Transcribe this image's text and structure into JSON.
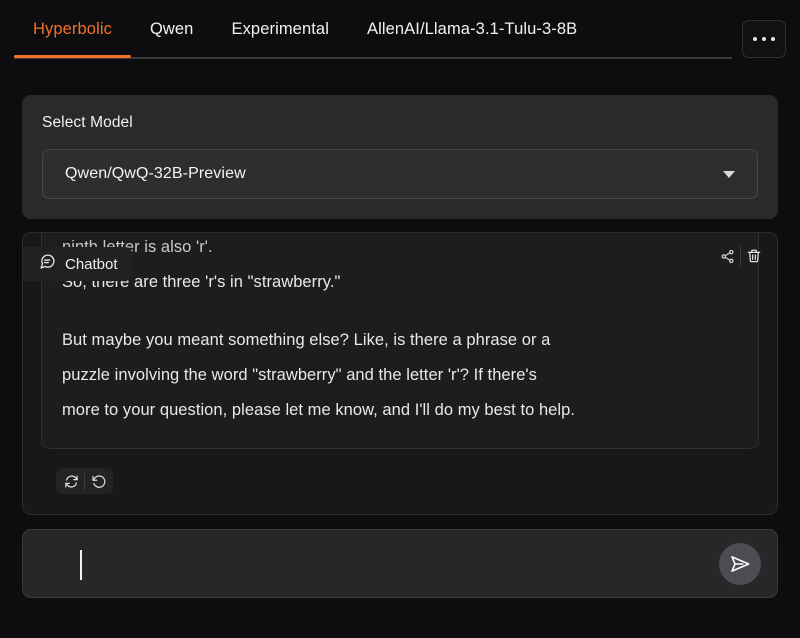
{
  "tabs": [
    {
      "label": "Hyperbolic",
      "active": true
    },
    {
      "label": "Qwen",
      "active": false
    },
    {
      "label": "Experimental",
      "active": false
    },
    {
      "label": "AllenAI/Llama-3.1-Tulu-3-8B",
      "active": false
    }
  ],
  "header": {
    "more_options_icon": "ellipsis-horizontal-icon",
    "active_tab_accent": "#ef7228"
  },
  "model_selector": {
    "label": "Select Model",
    "selected_value": "Qwen/QwQ-32B-Preview",
    "chevron_icon": "chevron-down-icon"
  },
  "chatbot": {
    "badge_label": "Chatbot",
    "badge_icon": "chat-bubble-icon",
    "tools": [
      {
        "icon": "share-nodes-icon",
        "name": "share-button"
      },
      {
        "icon": "trash-icon",
        "name": "delete-button"
      }
    ],
    "message": {
      "clipped_top_line": "ninth letter is also 'r'.",
      "lines": [
        "So, there are three 'r's in \"strawberry.\"",
        "But maybe you meant something else? Like, is there a phrase or a",
        "puzzle involving the word \"strawberry\" and the letter 'r'? If there's",
        "more to your question, please let me know, and I'll do my best to help."
      ]
    },
    "actions": [
      {
        "icon": "retry-icon",
        "name": "retry-button"
      },
      {
        "icon": "undo-icon",
        "name": "undo-button"
      }
    ]
  },
  "input_bar": {
    "value": "",
    "placeholder": "",
    "send_icon": "send-paper-plane-icon"
  },
  "colors": {
    "page_background": "#0d0d0f",
    "panel_background": "#2a2a2c",
    "chatbot_background": "#18181b",
    "bubble_background": "#1d1d20",
    "input_background": "#27272a",
    "accent_orange": "#ef7228",
    "send_button": "#4c4c53",
    "text_primary": "#e9e9e9"
  }
}
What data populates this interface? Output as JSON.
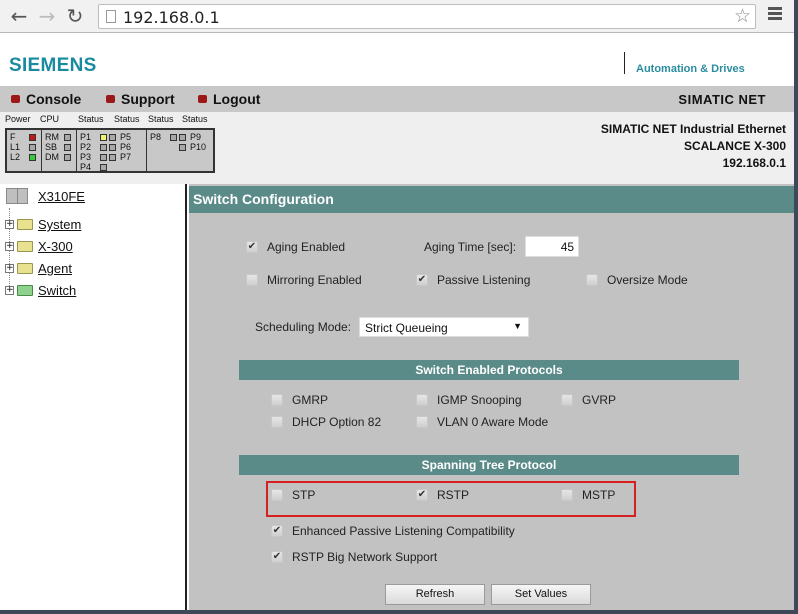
{
  "browser": {
    "url": "192.168.0.1",
    "back_icon": "←",
    "forward_icon": "→",
    "reload_icon": "↻",
    "star_icon": "☆"
  },
  "header": {
    "logo": "SIEMENS",
    "tagline": "Automation & Drives",
    "menu": [
      {
        "label": "Console"
      },
      {
        "label": "Support"
      },
      {
        "label": "Logout"
      }
    ],
    "product_line": "SIMATIC NET",
    "device_title": "SIMATIC NET Industrial Ethernet",
    "device_model": "SCALANCE X-300",
    "device_ip": "192.168.0.1"
  },
  "led_panel": {
    "headers": [
      "Power",
      "CPU",
      "Status",
      "Status",
      "Status",
      "Status"
    ],
    "power": [
      {
        "label": "F",
        "state": "red"
      },
      {
        "label": "L1",
        "state": "off"
      },
      {
        "label": "L2",
        "state": "green"
      }
    ],
    "cpu": [
      {
        "label": "RM",
        "state": "off"
      },
      {
        "label": "SB",
        "state": "off"
      },
      {
        "label": "DM",
        "state": "off"
      }
    ],
    "ports_a": [
      "P1",
      "P2",
      "P3",
      "P4"
    ],
    "ports_b": [
      "P5",
      "P6",
      "P7"
    ],
    "ports_c": [
      "P8"
    ],
    "ports_d": [
      "P9",
      "P10"
    ]
  },
  "sidebar": {
    "root": "X310FE",
    "items": [
      {
        "label": "System",
        "expander": "+"
      },
      {
        "label": "X-300",
        "expander": "+"
      },
      {
        "label": "Agent",
        "expander": "+"
      },
      {
        "label": "Switch",
        "expander": "+"
      }
    ]
  },
  "main": {
    "title": "Switch Configuration",
    "aging_enabled": {
      "label": "Aging Enabled",
      "checked": true
    },
    "aging_time": {
      "label": "Aging Time [sec]:",
      "value": "45"
    },
    "mirroring_enabled": {
      "label": "Mirroring Enabled",
      "checked": false
    },
    "passive_listening": {
      "label": "Passive Listening",
      "checked": true
    },
    "oversize_mode": {
      "label": "Oversize Mode",
      "checked": false
    },
    "scheduling_mode": {
      "label": "Scheduling Mode:",
      "value": "Strict Queueing"
    },
    "protocols_title": "Switch Enabled Protocols",
    "protocols": [
      {
        "label": "GMRP",
        "checked": false
      },
      {
        "label": "IGMP Snooping",
        "checked": false
      },
      {
        "label": "GVRP",
        "checked": false
      },
      {
        "label": "DHCP Option 82",
        "checked": false
      },
      {
        "label": "VLAN 0 Aware Mode",
        "checked": false
      }
    ],
    "stp_title": "Spanning Tree Protocol",
    "stp": [
      {
        "label": "STP",
        "checked": false
      },
      {
        "label": "RSTP",
        "checked": true
      },
      {
        "label": "MSTP",
        "checked": false
      }
    ],
    "enhanced_passive": {
      "label": "Enhanced Passive Listening Compatibility",
      "checked": true
    },
    "rstp_big": {
      "label": "RSTP Big Network Support",
      "checked": true
    },
    "check_mark": "✔",
    "refresh_label": "Refresh",
    "set_values_label": "Set Values"
  }
}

---------------

**What you have to do**
Restate the whole listing above exactly, except for its images.

**Correct answer**
Transcribe this image's text and structure into JSON.
{
  "tabs": [
    {
      "label": "Hyperbolic",
      "active": true
    },
    {
      "label": "Qwen",
      "active": false
    },
    {
      "label": "Experimental",
      "active": false
    },
    {
      "label": "AllenAI/Llama-3.1-Tulu-3-8B",
      "active": false
    }
  ],
  "header": {
    "more_options_icon": "ellipsis-horizontal-icon",
    "active_tab_accent": "#ef7228"
  },
  "model_selector": {
    "label": "Select Model",
    "selected_value": "Qwen/QwQ-32B-Preview",
    "chevron_icon": "chevron-down-icon"
  },
  "chatbot": {
    "badge_label": "Chatbot",
    "badge_icon": "chat-bubble-icon",
    "tools": [
      {
        "icon": "share-nodes-icon",
        "name": "share-button"
      },
      {
        "icon": "trash-icon",
        "name": "delete-button"
      }
    ],
    "message": {
      "clipped_top_line": "ninth letter is also 'r'.",
      "lines": [
        "So, there are three 'r's in \"strawberry.\"",
        "But maybe you meant something else? Like, is there a phrase or a",
        "puzzle involving the word \"strawberry\" and the letter 'r'? If there's",
        "more to your question, please let me know, and I'll do my best to help."
      ]
    },
    "actions": [
      {
        "icon": "retry-icon",
        "name": "retry-button"
      },
      {
        "icon": "undo-icon",
        "name": "undo-button"
      }
    ]
  },
  "input_bar": {
    "value": "",
    "placeholder": "",
    "send_icon": "send-paper-plane-icon"
  },
  "colors": {
    "page_background": "#0d0d0f",
    "panel_background": "#2a2a2c",
    "chatbot_background": "#18181b",
    "bubble_background": "#1d1d20",
    "input_background": "#27272a",
    "accent_orange": "#ef7228",
    "send_button": "#4c4c53",
    "text_primary": "#e9e9e9"
  }
}
What data populates this interface? Output as JSON.
{
  "browser": {
    "url": "192.168.0.1",
    "back_icon": "←",
    "forward_icon": "→",
    "reload_icon": "↻",
    "star_icon": "☆"
  },
  "header": {
    "logo": "SIEMENS",
    "tagline": "Automation & Drives",
    "menu": [
      {
        "label": "Console"
      },
      {
        "label": "Support"
      },
      {
        "label": "Logout"
      }
    ],
    "product_line": "SIMATIC NET",
    "device_title": "SIMATIC NET Industrial Ethernet",
    "device_model": "SCALANCE X-300",
    "device_ip": "192.168.0.1"
  },
  "led_panel": {
    "headers": [
      "Power",
      "CPU",
      "Status",
      "Status",
      "Status",
      "Status"
    ],
    "power": [
      {
        "label": "F",
        "state": "red"
      },
      {
        "label": "L1",
        "state": "off"
      },
      {
        "label": "L2",
        "state": "green"
      }
    ],
    "cpu": [
      {
        "label": "RM",
        "state": "off"
      },
      {
        "label": "SB",
        "state": "off"
      },
      {
        "label": "DM",
        "state": "off"
      }
    ],
    "ports_a": [
      "P1",
      "P2",
      "P3",
      "P4"
    ],
    "ports_b": [
      "P5",
      "P6",
      "P7"
    ],
    "ports_c": [
      "P8"
    ],
    "ports_d": [
      "P9",
      "P10"
    ]
  },
  "sidebar": {
    "root": "X310FE",
    "items": [
      {
        "label": "System",
        "expander": "+"
      },
      {
        "label": "X-300",
        "expander": "+"
      },
      {
        "label": "Agent",
        "expander": "+"
      },
      {
        "label": "Switch",
        "expander": "+"
      }
    ]
  },
  "main": {
    "title": "Switch Configuration",
    "aging_enabled": {
      "label": "Aging Enabled",
      "checked": true
    },
    "aging_time": {
      "label": "Aging Time [sec]:",
      "value": "45"
    },
    "mirroring_enabled": {
      "label": "Mirroring Enabled",
      "checked": false
    },
    "passive_listening": {
      "label": "Passive Listening",
      "checked": true
    },
    "oversize_mode": {
      "label": "Oversize Mode",
      "checked": false
    },
    "scheduling_mode": {
      "label": "Scheduling Mode:",
      "value": "Strict Queueing"
    },
    "protocols_title": "Switch Enabled Protocols",
    "protocols": [
      {
        "label": "GMRP",
        "checked": false
      },
      {
        "label": "IGMP Snooping",
        "checked": false
      },
      {
        "label": "GVRP",
        "checked": false
      },
      {
        "label": "DHCP Option 82",
        "checked": false
      },
      {
        "label": "VLAN 0 Aware Mode",
        "checked": false
      }
    ],
    "stp_title": "Spanning Tree Protocol",
    "stp": [
      {
        "label": "STP",
        "checked": false
      },
      {
        "label": "RSTP",
        "checked": true
      },
      {
        "label": "MSTP",
        "checked": false
      }
    ],
    "enhanced_passive": {
      "label": "Enhanced Passive Listening Compatibility",
      "checked": true
    },
    "rstp_big": {
      "label": "RSTP Big Network Support",
      "checked": true
    },
    "check_mark": "✔",
    "refresh_label": "Refresh",
    "set_values_label": "Set Values"
  }
}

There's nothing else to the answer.